**SHORT TASK**
Narrow the data below down to the lines containing "cách".

* Start DATASET RECORDS *

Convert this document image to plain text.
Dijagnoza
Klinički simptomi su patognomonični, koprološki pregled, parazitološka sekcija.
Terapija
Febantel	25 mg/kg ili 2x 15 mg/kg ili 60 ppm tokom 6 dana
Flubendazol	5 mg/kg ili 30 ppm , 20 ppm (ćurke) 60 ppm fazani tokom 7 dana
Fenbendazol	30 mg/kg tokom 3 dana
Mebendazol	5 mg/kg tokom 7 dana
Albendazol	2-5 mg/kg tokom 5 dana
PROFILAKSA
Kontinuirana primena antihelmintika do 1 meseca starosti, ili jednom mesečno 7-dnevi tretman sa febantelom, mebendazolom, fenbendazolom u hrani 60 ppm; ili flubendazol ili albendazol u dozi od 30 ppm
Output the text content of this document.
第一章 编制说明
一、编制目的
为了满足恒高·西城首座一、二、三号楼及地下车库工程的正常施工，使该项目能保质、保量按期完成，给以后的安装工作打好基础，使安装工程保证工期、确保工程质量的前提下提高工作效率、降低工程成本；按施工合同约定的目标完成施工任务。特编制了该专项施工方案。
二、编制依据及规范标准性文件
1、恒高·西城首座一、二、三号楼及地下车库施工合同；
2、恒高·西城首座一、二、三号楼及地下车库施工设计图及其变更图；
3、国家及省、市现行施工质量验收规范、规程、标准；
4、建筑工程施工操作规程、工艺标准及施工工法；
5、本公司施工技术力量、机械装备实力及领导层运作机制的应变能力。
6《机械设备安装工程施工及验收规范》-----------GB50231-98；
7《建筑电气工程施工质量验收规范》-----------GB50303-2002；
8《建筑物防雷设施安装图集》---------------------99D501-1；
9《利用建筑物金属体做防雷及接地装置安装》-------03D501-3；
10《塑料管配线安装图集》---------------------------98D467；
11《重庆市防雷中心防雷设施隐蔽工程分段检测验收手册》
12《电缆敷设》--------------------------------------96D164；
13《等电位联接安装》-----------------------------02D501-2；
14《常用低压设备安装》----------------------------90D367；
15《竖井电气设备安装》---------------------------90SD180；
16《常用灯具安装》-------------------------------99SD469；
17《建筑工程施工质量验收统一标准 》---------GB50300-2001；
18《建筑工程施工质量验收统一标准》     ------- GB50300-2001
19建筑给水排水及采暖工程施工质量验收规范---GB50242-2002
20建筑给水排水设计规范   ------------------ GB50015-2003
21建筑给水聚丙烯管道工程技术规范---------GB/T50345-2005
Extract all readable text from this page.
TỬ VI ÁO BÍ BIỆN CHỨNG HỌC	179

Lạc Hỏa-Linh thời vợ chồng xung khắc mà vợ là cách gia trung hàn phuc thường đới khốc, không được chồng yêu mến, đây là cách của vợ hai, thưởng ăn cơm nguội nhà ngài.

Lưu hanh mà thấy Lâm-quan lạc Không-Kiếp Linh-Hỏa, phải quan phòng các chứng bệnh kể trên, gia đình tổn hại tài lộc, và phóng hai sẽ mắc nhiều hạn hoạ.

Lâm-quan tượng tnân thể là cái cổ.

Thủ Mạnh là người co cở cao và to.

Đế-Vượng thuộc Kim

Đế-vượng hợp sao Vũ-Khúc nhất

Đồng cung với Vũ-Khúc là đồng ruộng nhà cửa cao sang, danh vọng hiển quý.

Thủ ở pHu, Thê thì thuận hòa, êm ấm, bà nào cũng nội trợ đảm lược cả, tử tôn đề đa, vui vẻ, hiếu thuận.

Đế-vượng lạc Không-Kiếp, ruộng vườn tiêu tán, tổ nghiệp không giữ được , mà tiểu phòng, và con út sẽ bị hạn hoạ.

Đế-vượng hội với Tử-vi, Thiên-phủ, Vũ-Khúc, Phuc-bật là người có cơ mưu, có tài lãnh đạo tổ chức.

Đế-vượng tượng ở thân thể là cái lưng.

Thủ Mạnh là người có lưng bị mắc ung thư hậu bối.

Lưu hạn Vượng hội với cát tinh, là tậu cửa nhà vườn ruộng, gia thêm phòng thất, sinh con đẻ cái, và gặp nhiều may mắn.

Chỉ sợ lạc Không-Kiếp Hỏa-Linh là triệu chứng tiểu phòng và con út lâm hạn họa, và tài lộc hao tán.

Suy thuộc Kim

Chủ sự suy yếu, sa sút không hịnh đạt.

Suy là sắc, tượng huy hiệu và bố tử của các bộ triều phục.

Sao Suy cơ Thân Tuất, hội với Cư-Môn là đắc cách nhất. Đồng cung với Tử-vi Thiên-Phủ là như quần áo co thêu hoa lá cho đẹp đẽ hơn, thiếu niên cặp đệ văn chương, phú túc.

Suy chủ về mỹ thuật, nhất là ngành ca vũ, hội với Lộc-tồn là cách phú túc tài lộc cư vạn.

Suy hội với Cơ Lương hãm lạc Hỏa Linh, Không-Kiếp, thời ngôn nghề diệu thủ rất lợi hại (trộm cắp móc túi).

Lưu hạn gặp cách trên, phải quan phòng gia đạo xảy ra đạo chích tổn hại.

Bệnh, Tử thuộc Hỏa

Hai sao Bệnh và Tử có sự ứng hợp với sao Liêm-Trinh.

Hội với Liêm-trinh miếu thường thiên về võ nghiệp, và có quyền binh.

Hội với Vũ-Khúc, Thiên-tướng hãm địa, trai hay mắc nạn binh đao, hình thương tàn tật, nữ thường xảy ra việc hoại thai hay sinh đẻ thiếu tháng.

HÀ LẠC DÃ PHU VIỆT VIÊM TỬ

* End DATASET RECORDS *

**OUTPUT FOR THIS EXERCISE**
Lạc Hỏa-Linh thời vợ chồng xung khắc mà vợ là cách gia trung hàn phuc thường đới khốc, không được chồng yêu mến, đây là cách của vợ hai, thưởng ăn cơm nguội nhà ngài.
Sao Suy cơ Thân Tuất, hội với Cư-Môn là đắc cách nhất. Đồng cung với Tử-vi Thiên-Phủ là như quần áo co thêu hoa lá cho đẹp đẽ hơn, thiếu niên cặp đệ văn chương, phú túc.
Suy chủ về mỹ thuật, nhất là ngành ca vũ, hội với Lộc-tồn là cách phú túc tài lộc cư vạn.
Lưu hạn gặp cách trên, phải quan phòng gia đạo xảy ra đạo chích tổn hại.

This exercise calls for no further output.